Provided records
##########

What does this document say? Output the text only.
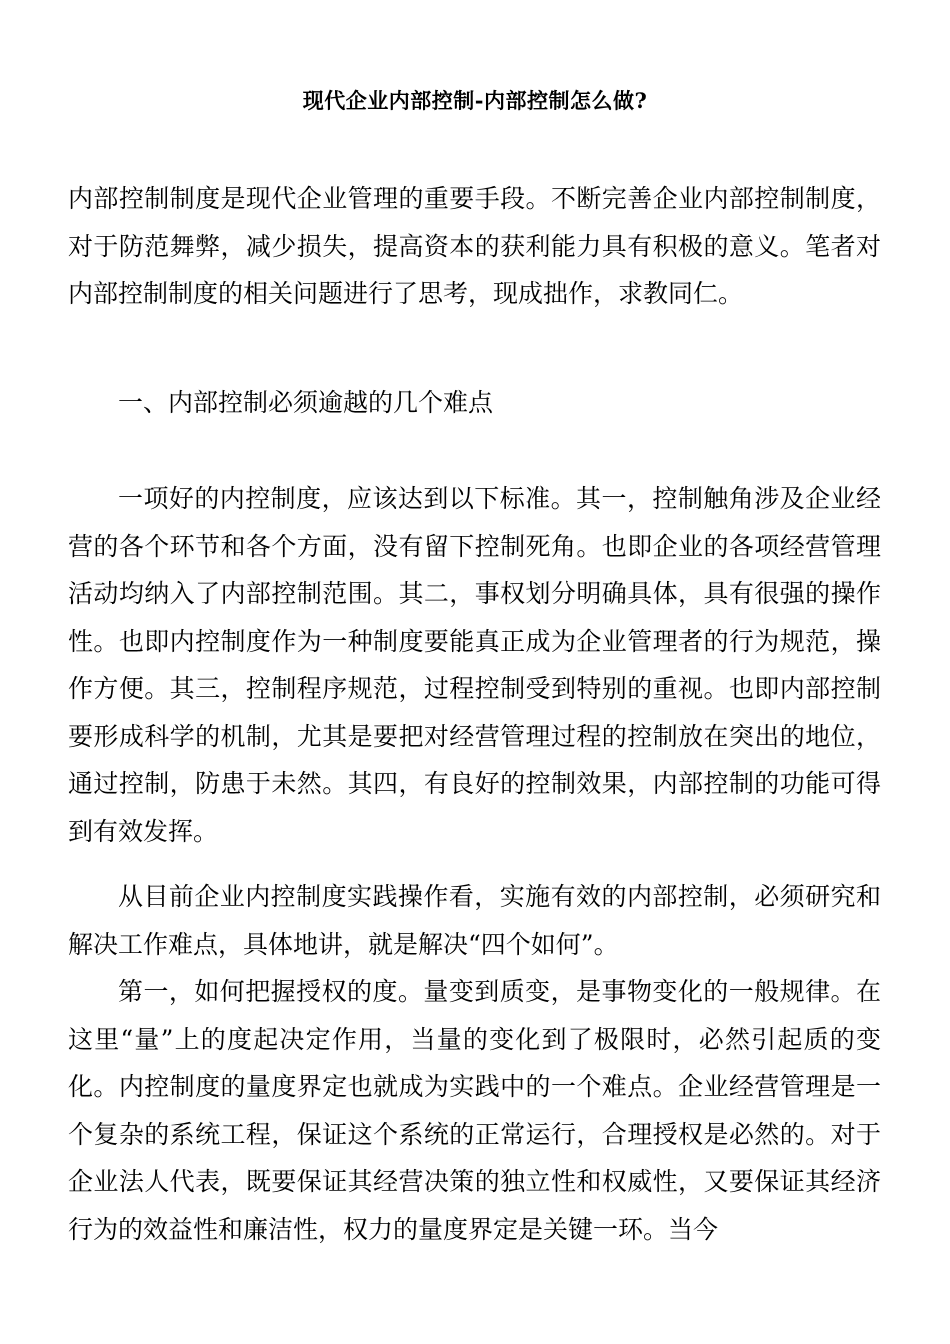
现代企业内部控制-内部控制怎么做?

内部控制制度是现代企业管理的重要手段。不断完善企业内部控制制度，对于防范舞弊，减少损失，提高资本的获利能力具有积极的意义。笔者对内部控制制度的相关问题进行了思考，现成拙作，求教同仁。

一、内部控制必须逾越的几个难点

一项好的内控制度，应该达到以下标准。其一，控制触角涉及企业经营的各个环节和各个方面，没有留下控制死角。也即企业的各项经营管理活动均纳入了内部控制范围。其二，事权划分明确具体，具有很强的操作性。也即内控制度作为一种制度要能真正成为企业管理者的行为规范，操作方便。其三，控制程序规范，过程控制受到特别的重视。也即内部控制要形成科学的机制，尤其是要把对经营管理过程的控制放在突出的地位，通过控制，防患于未然。其四，有良好的控制效果，内部控制的功能可得到有效发挥。

从目前企业内控制度实践操作看，实施有效的内部控制，必须研究和解决工作难点，具体地讲，就是解决“四个如何”。

第一，如何把握授权的度。量变到质变，是事物变化的一般规律。在这里“量”上的度起决定作用，当量的变化到了极限时，必然引起质的变化。内控制度的量度界定也就成为实践中的一个难点。企业经营管理是一个复杂的系统工程，保证这个系统的正常运行，合理授权是必然的。对于企业法人代表，既要保证其经营决策的独立性和权威性，又要保证其经济行为的效益性和廉洁性，权力的量度界定是关键一环。当今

##########

Work required
Make a verbatim copy of all the entries and strip out the pictures.

Exercise answer
What does this document say? Output the text only.
现代企业内部控制-内部控制怎么做?

内部控制制度是现代企业管理的重要手段。不断完善企业内部控制制度，对于防范舞弊，减少损失，提高资本的获利能力具有积极的意义。笔者对内部控制制度的相关问题进行了思考，现成拙作，求教同仁。

一、内部控制必须逾越的几个难点

一项好的内控制度，应该达到以下标准。其一，控制触角涉及企业经营的各个环节和各个方面，没有留下控制死角。也即企业的各项经营管理活动均纳入了内部控制范围。其二，事权划分明确具体，具有很强的操作性。也即内控制度作为一种制度要能真正成为企业管理者的行为规范，操作方便。其三，控制程序规范，过程控制受到特别的重视。也即内部控制要形成科学的机制，尤其是要把对经营管理过程的控制放在突出的地位，通过控制，防患于未然。其四，有良好的控制效果，内部控制的功能可得到有效发挥。

从目前企业内控制度实践操作看，实施有效的内部控制，必须研究和解决工作难点，具体地讲，就是解决“四个如何”。

第一，如何把握授权的度。量变到质变，是事物变化的一般规律。在这里“量”上的度起决定作用，当量的变化到了极限时，必然引起质的变化。内控制度的量度界定也就成为实践中的一个难点。企业经营管理是一个复杂的系统工程，保证这个系统的正常运行，合理授权是必然的。对于企业法人代表，既要保证其经营决策的独立性和权威性，又要保证其经济行为的效益性和廉洁性，权力的量度界定是关键一环。当今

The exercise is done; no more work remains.